• **EXTRACTED DATA**:
______________________________

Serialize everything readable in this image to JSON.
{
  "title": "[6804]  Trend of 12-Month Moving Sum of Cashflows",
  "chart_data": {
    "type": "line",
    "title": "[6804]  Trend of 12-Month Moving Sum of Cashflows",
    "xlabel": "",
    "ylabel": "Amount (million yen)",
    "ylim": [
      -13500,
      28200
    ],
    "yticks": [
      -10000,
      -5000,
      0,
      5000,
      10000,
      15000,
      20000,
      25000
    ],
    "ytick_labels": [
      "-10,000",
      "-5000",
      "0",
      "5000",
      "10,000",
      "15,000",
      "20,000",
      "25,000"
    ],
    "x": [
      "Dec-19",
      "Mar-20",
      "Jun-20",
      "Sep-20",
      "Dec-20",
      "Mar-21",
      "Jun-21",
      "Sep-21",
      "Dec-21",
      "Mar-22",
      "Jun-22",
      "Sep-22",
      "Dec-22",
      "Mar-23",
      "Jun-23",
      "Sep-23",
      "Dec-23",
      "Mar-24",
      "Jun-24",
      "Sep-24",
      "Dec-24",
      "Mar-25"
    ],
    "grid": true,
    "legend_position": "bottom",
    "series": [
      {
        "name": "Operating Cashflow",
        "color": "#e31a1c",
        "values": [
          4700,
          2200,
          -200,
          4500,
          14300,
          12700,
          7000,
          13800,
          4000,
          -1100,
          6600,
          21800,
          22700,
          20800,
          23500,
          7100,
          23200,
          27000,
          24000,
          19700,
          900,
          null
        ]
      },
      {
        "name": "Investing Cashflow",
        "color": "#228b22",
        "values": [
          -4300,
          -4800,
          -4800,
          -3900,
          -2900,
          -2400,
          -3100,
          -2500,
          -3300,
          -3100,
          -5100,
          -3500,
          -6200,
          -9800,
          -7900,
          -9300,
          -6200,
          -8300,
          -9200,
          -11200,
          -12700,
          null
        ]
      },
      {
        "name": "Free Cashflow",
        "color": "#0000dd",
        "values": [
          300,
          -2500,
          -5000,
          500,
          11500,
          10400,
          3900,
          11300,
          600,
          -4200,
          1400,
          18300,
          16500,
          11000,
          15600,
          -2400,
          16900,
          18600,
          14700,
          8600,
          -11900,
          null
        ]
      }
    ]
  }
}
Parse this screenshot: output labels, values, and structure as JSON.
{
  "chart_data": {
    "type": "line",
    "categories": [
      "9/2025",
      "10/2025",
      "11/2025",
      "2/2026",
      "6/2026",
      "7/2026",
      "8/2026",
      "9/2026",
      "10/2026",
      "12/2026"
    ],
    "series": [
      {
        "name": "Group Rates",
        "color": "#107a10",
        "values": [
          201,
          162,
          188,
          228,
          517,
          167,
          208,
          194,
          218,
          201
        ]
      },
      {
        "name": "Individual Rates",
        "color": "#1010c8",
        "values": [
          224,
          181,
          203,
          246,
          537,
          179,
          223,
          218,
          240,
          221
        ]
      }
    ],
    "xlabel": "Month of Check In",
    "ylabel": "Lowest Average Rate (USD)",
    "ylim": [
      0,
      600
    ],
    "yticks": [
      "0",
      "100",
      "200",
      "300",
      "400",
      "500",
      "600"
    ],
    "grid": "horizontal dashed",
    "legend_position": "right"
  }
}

______________________________

• **JOB**:
From the data above, copy each line that has the string "title".

• **EXERCISE SOLUTION**:
  "title": "[6804]  Trend of 12-Month Moving Sum of Cashflows",
    "title": "[6804]  Trend of 12-Month Moving Sum of Cashflows",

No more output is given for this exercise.